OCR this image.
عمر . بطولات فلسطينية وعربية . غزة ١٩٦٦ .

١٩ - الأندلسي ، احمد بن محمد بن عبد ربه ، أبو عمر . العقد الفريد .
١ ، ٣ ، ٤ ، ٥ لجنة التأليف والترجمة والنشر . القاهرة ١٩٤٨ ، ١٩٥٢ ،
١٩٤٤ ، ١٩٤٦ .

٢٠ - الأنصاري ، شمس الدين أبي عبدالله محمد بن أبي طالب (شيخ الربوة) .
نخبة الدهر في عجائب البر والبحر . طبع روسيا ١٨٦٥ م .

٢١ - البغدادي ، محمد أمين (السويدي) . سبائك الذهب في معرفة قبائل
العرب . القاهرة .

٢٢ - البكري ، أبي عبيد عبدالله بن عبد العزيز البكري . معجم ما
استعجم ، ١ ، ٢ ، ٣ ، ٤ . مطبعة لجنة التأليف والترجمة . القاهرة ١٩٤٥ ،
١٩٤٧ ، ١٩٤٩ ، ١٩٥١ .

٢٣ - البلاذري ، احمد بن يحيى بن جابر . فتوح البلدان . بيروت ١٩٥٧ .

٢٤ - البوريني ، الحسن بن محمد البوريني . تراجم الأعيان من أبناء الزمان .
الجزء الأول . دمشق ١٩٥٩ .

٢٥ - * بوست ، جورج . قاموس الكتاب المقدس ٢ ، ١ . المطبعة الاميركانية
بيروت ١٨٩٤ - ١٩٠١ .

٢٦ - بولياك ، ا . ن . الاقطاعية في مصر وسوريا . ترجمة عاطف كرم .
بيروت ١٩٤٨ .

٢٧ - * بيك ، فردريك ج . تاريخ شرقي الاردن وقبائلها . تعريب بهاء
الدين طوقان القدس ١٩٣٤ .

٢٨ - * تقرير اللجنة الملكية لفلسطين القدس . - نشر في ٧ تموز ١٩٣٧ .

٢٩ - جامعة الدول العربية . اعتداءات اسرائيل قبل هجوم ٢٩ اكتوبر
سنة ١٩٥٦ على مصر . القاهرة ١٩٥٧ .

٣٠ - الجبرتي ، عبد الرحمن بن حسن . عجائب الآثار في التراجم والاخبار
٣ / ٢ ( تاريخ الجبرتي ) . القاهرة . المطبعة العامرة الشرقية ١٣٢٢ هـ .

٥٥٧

_ _ _ _ _

**What is required:**
Reproduce every line of the data verbatim.

**Solution to this task:**
OCR this image.
عمر . بطولات فلسطينية وعربية . غزة ١٩٦٦ .

١٩ - الأندلسي ، احمد بن محمد بن عبد ربه ، أبو عمر . العقد الفريد .
١ ، ٣ ، ٤ ، ٥ لجنة التأليف والترجمة والنشر . القاهرة ١٩٤٨ ، ١٩٥٢ ،
١٩٤٤ ، ١٩٤٦ .

٢٠ - الأنصاري ، شمس الدين أبي عبدالله محمد بن أبي طالب (شيخ الربوة) .
نخبة الدهر في عجائب البر والبحر . طبع روسيا ١٨٦٥ م .

٢١ - البغدادي ، محمد أمين (السويدي) . سبائك الذهب في معرفة قبائل
العرب . القاهرة .

٢٢ - البكري ، أبي عبيد عبدالله بن عبد العزيز البكري . معجم ما
استعجم ، ١ ، ٢ ، ٣ ، ٤ . مطبعة لجنة التأليف والترجمة . القاهرة ١٩٤٥ ،
١٩٤٧ ، ١٩٤٩ ، ١٩٥١ .

٢٣ - البلاذري ، احمد بن يحيى بن جابر . فتوح البلدان . بيروت ١٩٥٧ .

٢٤ - البوريني ، الحسن بن محمد البوريني . تراجم الأعيان من أبناء الزمان .
الجزء الأول . دمشق ١٩٥٩ .

٢٥ - * بوست ، جورج . قاموس الكتاب المقدس ٢ ، ١ . المطبعة الاميركانية
بيروت ١٨٩٤ - ١٩٠١ .

٢٦ - بولياك ، ا . ن . الاقطاعية في مصر وسوريا . ترجمة عاطف كرم .
بيروت ١٩٤٨ .

٢٧ - * بيك ، فردريك ج . تاريخ شرقي الاردن وقبائلها . تعريب بهاء
الدين طوقان القدس ١٩٣٤ .

٢٨ - * تقرير اللجنة الملكية لفلسطين القدس . - نشر في ٧ تموز ١٩٣٧ .

٢٩ - جامعة الدول العربية . اعتداءات اسرائيل قبل هجوم ٢٩ اكتوبر
سنة ١٩٥٦ على مصر . القاهرة ١٩٥٧ .

٣٠ - الجبرتي ، عبد الرحمن بن حسن . عجائب الآثار في التراجم والاخبار
٣ / ٢ ( تاريخ الجبرتي ) . القاهرة . المطبعة العامرة الشرقية ١٣٢٢ هـ .

٥٥٧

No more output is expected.